* _Instructions to follow_:
Scan the records below. List lines holding "xxxxx".

* _Dataset items_:
━━━━━━

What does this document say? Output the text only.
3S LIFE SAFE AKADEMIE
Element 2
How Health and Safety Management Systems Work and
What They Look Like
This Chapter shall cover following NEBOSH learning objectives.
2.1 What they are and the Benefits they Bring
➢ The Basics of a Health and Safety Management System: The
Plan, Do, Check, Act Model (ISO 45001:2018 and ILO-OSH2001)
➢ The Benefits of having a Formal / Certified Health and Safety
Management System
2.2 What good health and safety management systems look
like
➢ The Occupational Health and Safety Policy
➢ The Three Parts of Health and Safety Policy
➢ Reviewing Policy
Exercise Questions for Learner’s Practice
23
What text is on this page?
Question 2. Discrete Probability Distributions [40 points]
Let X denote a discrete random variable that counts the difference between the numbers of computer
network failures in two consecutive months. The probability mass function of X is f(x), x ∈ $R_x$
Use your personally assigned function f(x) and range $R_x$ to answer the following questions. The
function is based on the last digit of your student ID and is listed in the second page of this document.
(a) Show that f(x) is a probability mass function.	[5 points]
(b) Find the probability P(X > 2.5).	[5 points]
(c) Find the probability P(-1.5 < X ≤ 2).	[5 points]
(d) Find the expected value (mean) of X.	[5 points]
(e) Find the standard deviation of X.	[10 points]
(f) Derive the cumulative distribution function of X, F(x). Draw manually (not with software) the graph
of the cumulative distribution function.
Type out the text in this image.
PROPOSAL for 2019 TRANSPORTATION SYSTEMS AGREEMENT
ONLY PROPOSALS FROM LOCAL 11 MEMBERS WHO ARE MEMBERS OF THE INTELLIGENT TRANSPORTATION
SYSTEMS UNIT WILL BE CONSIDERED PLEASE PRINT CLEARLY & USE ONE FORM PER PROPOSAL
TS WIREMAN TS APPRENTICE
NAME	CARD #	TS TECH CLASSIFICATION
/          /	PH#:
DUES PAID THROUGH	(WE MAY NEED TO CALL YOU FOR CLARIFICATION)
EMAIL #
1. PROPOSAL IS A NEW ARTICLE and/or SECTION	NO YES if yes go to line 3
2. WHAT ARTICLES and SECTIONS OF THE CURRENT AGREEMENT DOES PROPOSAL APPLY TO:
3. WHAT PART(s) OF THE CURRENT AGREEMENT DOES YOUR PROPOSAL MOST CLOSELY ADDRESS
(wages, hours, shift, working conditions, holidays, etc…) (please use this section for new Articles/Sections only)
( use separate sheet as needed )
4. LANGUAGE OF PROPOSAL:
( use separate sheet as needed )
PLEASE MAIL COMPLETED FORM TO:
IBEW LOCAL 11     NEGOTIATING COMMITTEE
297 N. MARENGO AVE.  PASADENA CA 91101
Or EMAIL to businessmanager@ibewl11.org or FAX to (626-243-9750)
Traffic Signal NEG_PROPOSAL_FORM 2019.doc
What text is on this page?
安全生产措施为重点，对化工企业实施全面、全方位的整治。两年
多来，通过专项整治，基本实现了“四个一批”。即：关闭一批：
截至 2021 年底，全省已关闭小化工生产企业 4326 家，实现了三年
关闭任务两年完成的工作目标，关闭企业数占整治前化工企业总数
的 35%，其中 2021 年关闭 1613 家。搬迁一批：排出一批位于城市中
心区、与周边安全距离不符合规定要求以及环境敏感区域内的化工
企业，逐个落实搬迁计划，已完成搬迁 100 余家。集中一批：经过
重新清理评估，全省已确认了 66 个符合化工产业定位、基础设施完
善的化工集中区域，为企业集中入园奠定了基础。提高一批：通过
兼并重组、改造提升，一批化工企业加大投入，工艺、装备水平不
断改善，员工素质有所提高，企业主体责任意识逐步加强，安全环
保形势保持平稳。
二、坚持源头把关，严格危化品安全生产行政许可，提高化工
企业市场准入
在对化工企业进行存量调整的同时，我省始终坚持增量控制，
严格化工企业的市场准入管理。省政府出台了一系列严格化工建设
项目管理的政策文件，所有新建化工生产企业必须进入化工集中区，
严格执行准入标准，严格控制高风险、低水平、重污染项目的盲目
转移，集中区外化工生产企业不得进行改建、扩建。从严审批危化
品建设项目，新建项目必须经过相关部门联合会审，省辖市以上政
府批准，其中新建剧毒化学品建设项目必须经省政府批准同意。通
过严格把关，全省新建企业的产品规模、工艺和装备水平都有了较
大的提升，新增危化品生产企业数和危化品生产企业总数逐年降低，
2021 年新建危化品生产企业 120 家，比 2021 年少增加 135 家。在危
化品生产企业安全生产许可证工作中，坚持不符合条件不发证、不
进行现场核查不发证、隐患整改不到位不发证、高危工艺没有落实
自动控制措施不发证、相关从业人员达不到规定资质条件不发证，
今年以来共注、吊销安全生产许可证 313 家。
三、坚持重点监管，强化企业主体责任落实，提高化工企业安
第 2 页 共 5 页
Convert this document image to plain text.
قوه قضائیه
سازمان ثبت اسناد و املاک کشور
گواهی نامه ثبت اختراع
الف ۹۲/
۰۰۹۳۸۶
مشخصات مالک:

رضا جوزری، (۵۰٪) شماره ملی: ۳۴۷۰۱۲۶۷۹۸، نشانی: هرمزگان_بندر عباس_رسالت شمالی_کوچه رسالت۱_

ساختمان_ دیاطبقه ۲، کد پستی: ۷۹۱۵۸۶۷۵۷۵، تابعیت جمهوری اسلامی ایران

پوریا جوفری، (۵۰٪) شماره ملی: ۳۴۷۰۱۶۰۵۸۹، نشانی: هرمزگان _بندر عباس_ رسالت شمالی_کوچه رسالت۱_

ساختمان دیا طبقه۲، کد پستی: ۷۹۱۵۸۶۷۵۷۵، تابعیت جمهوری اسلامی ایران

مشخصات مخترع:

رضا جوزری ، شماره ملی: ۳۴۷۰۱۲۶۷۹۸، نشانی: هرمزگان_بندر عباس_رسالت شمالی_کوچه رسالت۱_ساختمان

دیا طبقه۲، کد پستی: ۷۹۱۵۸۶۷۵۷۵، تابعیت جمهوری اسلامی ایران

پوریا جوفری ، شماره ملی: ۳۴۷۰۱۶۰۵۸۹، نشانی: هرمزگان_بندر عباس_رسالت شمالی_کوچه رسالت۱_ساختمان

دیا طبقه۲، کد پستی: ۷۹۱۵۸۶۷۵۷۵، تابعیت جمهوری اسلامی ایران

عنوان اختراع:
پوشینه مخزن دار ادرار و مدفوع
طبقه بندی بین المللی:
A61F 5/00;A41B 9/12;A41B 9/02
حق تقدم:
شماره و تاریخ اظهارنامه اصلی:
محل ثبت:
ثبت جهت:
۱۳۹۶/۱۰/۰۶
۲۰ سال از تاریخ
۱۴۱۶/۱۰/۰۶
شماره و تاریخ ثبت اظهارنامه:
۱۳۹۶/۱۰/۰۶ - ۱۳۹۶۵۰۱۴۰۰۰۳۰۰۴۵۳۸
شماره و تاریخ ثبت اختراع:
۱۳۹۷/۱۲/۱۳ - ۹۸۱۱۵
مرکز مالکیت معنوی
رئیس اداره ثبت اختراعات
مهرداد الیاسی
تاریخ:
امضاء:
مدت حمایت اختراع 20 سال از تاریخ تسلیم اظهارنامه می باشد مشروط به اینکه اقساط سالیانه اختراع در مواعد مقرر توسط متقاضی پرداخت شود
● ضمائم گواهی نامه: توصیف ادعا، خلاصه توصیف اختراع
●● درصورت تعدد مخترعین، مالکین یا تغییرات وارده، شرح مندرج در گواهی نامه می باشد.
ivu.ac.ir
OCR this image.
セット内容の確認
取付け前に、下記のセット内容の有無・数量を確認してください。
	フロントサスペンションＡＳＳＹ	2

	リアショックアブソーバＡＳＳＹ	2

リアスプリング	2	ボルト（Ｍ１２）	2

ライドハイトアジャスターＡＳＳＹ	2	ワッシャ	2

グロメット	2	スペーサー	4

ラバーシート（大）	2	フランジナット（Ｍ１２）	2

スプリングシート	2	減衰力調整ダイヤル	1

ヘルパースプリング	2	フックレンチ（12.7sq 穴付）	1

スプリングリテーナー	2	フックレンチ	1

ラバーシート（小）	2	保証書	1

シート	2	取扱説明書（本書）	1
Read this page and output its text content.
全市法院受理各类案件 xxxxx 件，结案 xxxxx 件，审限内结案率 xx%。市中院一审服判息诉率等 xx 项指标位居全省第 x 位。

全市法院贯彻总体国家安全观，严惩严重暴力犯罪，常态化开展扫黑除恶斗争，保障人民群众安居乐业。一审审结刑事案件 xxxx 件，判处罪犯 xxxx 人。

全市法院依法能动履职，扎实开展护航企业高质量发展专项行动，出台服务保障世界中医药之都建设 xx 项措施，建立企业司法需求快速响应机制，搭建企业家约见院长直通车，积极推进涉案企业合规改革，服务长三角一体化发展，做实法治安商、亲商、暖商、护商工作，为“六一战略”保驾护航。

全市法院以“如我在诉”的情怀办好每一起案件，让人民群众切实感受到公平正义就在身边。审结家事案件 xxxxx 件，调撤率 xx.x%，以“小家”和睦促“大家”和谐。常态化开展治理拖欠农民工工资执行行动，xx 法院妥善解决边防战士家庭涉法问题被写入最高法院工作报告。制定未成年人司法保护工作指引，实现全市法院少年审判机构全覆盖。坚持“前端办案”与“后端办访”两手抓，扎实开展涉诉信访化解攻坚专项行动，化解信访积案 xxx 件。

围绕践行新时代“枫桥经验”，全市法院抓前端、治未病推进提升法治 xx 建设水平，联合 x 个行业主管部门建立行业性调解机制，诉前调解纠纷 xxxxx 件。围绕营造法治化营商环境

━━━━━━

* _Exercise solution_:
全市法院受理各类案件 xxxxx 件，结案 xxxxx 件，审限内结案率 xx%。市中院一审服判息诉率等 xx 项指标位居全省第 x 位。
全市法院以“如我在诉”的情怀办好每一起案件，让人民群众切实感受到公平正义就在身边。审结家事案件 xxxxx 件，调撤率 xx.x%，以“小家”和睦促“大家”和谐。常态化开展治理拖欠农民工工资执行行动，xx 法院妥善解决边防战士家庭涉法问题被写入最高法院工作报告。制定未成年人司法保护工作指引，实现全市法院少年审判机构全覆盖。坚持“前端办案”与“后端办访”两手抓，扎实开展涉诉信访化解攻坚专项行动，化解信访积案 xxx 件。
围绕践行新时代“枫桥经验”，全市法院抓前端、治未病推进提升法治 xx 建设水平，联合 x 个行业主管部门建立行业性调解机制，诉前调解纠纷 xxxxx 件。围绕营造法治化营商环境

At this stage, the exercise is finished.